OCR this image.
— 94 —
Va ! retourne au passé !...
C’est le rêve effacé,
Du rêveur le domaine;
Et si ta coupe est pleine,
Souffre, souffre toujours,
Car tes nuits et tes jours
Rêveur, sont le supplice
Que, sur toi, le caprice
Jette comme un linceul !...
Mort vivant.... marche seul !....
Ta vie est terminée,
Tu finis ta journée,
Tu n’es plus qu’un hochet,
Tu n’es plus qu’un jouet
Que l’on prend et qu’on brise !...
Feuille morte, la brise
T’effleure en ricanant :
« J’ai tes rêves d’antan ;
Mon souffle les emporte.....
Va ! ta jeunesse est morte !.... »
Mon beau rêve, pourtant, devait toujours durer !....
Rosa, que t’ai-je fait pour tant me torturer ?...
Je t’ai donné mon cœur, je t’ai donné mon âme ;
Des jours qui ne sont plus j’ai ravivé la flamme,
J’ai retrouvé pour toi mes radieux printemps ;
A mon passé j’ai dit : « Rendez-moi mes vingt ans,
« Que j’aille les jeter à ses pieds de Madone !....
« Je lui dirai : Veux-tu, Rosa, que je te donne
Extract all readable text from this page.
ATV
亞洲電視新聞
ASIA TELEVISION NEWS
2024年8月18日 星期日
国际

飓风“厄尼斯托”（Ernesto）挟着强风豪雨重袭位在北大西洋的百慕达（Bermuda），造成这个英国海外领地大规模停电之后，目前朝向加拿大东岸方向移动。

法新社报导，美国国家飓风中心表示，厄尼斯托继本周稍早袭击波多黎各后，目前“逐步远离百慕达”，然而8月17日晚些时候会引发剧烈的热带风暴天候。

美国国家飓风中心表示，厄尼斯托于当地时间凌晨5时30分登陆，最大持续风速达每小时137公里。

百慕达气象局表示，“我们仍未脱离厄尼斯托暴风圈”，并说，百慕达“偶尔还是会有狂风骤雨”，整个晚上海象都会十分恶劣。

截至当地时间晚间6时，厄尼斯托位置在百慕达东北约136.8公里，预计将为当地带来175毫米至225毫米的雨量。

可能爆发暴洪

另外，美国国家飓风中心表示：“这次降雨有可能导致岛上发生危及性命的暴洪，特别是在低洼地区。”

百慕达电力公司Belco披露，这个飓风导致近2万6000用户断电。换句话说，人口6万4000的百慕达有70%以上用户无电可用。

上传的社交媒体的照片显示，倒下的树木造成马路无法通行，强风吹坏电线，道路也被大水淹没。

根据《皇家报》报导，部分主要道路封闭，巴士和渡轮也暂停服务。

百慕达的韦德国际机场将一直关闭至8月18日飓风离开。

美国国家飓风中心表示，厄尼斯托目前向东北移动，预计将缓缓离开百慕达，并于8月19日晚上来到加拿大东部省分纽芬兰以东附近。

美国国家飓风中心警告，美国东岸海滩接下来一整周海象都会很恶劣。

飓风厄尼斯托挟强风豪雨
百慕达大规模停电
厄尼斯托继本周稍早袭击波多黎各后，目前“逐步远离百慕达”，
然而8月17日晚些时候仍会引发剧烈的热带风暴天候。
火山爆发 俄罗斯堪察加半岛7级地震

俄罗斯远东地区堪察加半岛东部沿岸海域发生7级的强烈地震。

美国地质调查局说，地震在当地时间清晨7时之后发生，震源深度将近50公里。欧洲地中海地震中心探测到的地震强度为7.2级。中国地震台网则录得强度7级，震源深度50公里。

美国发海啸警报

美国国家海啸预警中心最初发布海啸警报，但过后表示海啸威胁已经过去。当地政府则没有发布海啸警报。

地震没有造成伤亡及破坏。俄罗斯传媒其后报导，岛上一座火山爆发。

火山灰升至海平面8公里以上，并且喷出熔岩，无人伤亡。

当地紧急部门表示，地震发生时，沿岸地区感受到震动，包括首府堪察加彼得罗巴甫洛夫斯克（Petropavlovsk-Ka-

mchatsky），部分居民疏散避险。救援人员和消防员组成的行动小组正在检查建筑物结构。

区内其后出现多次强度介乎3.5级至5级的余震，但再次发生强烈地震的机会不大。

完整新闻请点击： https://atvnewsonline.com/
◆ ◆ ◆ ◆
§ Given request: Restate all of the entries exactly, please.

§ Exercise response:
OCR this image.
— 94 —
Va ! retourne au passé !...
C’est le rêve effacé,
Du rêveur le domaine;
Et si ta coupe est pleine,
Souffre, souffre toujours,
Car tes nuits et tes jours
Rêveur, sont le supplice
Que, sur toi, le caprice
Jette comme un linceul !...
Mort vivant.... marche seul !....
Ta vie est terminée,
Tu finis ta journée,
Tu n’es plus qu’un hochet,
Tu n’es plus qu’un jouet
Que l’on prend et qu’on brise !...
Feuille morte, la brise
T’effleure en ricanant :
« J’ai tes rêves d’antan ;
Mon souffle les emporte.....
Va ! ta jeunesse est morte !.... »
Mon beau rêve, pourtant, devait toujours durer !....
Rosa, que t’ai-je fait pour tant me torturer ?...
Je t’ai donné mon cœur, je t’ai donné mon âme ;
Des jours qui ne sont plus j’ai ravivé la flamme,
J’ai retrouvé pour toi mes radieux printemps ;
A mon passé j’ai dit : « Rendez-moi mes vingt ans,
« Que j’aille les jeter à ses pieds de Madone !....
« Je lui dirai : Veux-tu, Rosa, que je te donne
Extract all readable text from this page.
ATV
亞洲電視新聞
ASIA TELEVISION NEWS
2024年8月18日 星期日
国际

飓风“厄尼斯托”（Ernesto）挟着强风豪雨重袭位在北大西洋的百慕达（Bermuda），造成这个英国海外领地大规模停电之后，目前朝向加拿大东岸方向移动。

法新社报导，美国国家飓风中心表示，厄尼斯托继本周稍早袭击波多黎各后，目前“逐步远离百慕达”，然而8月17日晚些时候会引发剧烈的热带风暴天候。

美国国家飓风中心表示，厄尼斯托于当地时间凌晨5时30分登陆，最大持续风速达每小时137公里。

百慕达气象局表示，“我们仍未脱离厄尼斯托暴风圈”，并说，百慕达“偶尔还是会有狂风骤雨”，整个晚上海象都会十分恶劣。

截至当地时间晚间6时，厄尼斯托位置在百慕达东北约136.8公里，预计将为当地带来175毫米至225毫米的雨量。

可能爆发暴洪

另外，美国国家飓风中心表示：“这次降雨有可能导致岛上发生危及性命的暴洪，特别是在低洼地区。”

百慕达电力公司Belco披露，这个飓风导致近2万6000用户断电。换句话说，人口6万4000的百慕达有70%以上用户无电可用。

上传的社交媒体的照片显示，倒下的树木造成马路无法通行，强风吹坏电线，道路也被大水淹没。

根据《皇家报》报导，部分主要道路封闭，巴士和渡轮也暂停服务。

百慕达的韦德国际机场将一直关闭至8月18日飓风离开。

美国国家飓风中心表示，厄尼斯托目前向东北移动，预计将缓缓离开百慕达，并于8月19日晚上来到加拿大东部省分纽芬兰以东附近。

美国国家飓风中心警告，美国东岸海滩接下来一整周海象都会很恶劣。

飓风厄尼斯托挟强风豪雨
百慕达大规模停电
厄尼斯托继本周稍早袭击波多黎各后，目前“逐步远离百慕达”，
然而8月17日晚些时候仍会引发剧烈的热带风暴天候。
火山爆发 俄罗斯堪察加半岛7级地震

俄罗斯远东地区堪察加半岛东部沿岸海域发生7级的强烈地震。

美国地质调查局说，地震在当地时间清晨7时之后发生，震源深度将近50公里。欧洲地中海地震中心探测到的地震强度为7.2级。中国地震台网则录得强度7级，震源深度50公里。

美国发海啸警报

美国国家海啸预警中心最初发布海啸警报，但过后表示海啸威胁已经过去。当地政府则没有发布海啸警报。

地震没有造成伤亡及破坏。俄罗斯传媒其后报导，岛上一座火山爆发。

火山灰升至海平面8公里以上，并且喷出熔岩，无人伤亡。

当地紧急部门表示，地震发生时，沿岸地区感受到震动，包括首府堪察加彼得罗巴甫洛夫斯克（Petropavlovsk-Ka-

mchatsky），部分居民疏散避险。救援人员和消防员组成的行动小组正在检查建筑物结构。

区内其后出现多次强度介乎3.5级至5级的余震，但再次发生强烈地震的机会不大。

完整新闻请点击： https://atvnewsonline.com/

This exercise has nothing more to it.